━━━ Input for this task

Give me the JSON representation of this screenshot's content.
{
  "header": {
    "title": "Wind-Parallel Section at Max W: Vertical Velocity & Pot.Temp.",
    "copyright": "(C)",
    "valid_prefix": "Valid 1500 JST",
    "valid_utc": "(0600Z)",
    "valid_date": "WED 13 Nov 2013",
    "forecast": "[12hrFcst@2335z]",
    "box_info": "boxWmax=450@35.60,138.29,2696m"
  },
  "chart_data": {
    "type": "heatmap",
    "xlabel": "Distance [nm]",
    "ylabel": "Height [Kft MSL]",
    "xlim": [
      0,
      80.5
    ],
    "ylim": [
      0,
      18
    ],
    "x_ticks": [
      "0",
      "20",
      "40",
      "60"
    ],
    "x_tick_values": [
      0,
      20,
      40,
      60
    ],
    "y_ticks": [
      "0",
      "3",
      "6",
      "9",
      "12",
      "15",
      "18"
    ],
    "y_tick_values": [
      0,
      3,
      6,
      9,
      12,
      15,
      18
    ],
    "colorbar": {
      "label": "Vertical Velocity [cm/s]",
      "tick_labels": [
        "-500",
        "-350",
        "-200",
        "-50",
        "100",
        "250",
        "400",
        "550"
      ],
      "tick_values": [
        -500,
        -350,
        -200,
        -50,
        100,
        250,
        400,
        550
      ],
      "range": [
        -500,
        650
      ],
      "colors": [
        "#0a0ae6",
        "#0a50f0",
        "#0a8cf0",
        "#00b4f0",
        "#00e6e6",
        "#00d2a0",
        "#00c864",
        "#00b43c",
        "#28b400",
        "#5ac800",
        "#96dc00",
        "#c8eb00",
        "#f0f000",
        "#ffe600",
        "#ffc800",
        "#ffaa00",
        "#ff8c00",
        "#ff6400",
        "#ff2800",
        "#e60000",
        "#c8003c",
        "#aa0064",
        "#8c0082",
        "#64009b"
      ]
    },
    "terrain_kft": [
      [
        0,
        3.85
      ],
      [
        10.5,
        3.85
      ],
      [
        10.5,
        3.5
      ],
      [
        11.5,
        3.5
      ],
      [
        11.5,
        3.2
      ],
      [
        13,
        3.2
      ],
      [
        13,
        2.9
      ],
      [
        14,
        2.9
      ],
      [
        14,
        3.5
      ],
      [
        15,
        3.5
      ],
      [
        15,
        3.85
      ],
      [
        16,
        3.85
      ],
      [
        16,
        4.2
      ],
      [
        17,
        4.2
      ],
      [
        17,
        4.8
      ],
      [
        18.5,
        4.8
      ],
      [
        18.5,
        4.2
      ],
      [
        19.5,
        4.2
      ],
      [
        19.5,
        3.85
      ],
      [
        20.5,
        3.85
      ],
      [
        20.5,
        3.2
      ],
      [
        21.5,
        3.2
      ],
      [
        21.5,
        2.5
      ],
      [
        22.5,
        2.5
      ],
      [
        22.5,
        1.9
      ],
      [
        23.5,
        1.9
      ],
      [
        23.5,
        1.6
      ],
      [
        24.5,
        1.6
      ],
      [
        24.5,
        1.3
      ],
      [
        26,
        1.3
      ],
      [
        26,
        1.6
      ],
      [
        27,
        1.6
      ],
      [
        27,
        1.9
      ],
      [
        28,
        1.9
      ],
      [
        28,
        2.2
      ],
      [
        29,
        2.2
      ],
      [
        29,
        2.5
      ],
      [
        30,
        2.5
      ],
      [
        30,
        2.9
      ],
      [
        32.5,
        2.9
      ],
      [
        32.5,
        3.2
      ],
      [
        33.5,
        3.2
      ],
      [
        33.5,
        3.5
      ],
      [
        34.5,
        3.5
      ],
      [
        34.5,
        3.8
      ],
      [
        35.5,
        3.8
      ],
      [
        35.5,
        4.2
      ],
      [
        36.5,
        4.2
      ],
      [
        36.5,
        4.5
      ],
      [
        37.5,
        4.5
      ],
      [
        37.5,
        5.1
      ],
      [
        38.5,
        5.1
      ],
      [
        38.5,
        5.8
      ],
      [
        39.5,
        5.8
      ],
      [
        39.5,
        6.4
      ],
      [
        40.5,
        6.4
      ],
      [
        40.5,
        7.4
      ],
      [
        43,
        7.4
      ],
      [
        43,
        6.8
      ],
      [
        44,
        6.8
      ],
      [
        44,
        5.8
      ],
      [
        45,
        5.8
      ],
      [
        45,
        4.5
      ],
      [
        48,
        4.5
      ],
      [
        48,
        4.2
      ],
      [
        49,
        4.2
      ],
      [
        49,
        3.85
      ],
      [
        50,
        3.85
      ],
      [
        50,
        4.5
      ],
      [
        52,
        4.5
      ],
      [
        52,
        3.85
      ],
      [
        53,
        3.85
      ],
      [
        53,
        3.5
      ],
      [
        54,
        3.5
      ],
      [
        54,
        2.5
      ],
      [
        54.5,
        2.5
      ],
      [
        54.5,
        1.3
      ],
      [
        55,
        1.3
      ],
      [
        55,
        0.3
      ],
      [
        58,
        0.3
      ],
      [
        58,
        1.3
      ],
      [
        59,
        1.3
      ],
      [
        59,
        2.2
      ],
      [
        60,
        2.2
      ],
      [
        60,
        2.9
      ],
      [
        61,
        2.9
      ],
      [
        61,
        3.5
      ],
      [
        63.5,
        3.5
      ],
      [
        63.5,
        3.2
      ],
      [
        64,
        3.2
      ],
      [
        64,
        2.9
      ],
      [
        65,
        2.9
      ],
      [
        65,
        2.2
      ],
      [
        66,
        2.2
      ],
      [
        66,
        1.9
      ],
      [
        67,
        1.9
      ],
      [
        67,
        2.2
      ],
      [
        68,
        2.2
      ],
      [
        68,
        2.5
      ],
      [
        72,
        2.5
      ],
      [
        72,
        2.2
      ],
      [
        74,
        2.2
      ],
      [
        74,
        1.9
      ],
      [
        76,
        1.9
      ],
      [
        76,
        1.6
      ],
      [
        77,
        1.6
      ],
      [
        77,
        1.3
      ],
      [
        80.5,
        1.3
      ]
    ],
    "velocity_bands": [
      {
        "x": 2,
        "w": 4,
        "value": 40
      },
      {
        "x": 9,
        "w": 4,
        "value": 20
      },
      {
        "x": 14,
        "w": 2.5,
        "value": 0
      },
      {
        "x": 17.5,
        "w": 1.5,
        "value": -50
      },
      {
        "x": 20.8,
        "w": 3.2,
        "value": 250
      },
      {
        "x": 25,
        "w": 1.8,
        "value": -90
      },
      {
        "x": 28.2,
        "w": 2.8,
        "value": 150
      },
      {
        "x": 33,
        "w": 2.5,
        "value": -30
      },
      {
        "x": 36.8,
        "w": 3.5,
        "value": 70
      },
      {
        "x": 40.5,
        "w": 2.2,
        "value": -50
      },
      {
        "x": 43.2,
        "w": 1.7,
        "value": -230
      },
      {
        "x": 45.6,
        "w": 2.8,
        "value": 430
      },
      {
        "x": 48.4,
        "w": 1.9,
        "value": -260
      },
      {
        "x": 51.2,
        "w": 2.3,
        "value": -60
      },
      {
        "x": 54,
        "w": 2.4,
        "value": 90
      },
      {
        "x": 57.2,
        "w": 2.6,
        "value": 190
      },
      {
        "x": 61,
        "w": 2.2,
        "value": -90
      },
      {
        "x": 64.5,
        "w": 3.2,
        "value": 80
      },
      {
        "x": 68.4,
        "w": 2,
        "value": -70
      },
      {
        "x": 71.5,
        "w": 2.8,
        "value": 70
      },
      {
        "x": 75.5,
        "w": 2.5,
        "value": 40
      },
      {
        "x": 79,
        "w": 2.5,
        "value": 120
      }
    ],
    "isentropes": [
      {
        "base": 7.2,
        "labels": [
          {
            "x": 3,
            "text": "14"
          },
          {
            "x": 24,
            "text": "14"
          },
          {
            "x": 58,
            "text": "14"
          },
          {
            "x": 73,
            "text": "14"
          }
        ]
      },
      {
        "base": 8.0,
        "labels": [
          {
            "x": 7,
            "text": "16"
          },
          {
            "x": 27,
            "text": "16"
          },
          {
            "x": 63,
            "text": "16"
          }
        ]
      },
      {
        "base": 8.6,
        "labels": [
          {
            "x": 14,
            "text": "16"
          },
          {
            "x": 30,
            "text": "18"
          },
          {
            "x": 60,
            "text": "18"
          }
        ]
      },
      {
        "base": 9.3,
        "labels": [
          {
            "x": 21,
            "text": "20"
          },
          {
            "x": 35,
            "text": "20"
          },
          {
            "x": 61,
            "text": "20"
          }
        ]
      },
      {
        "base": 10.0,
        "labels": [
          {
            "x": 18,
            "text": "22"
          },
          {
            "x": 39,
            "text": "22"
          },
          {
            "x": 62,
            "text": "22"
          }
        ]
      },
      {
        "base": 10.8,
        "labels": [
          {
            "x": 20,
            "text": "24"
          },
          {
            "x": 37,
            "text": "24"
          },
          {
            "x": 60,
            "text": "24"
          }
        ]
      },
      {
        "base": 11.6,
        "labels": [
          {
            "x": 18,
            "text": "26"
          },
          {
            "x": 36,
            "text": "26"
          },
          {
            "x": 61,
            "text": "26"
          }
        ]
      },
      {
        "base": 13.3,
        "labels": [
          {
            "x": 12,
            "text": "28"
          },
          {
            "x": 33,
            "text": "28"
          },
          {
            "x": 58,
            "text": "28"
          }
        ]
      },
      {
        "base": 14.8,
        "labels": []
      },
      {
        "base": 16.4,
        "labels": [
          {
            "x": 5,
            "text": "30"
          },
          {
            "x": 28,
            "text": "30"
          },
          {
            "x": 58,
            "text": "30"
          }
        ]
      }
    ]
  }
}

━━━━━━

** Work to be completed **
Filter the listing above by the word "Vertical"; copy each line that passes.

** Result of this task **
    "title": "Wind-Parallel Section at Max W: Vertical Velocity & Pot.Temp.",
      "label": "Vertical Velocity [cm/s]",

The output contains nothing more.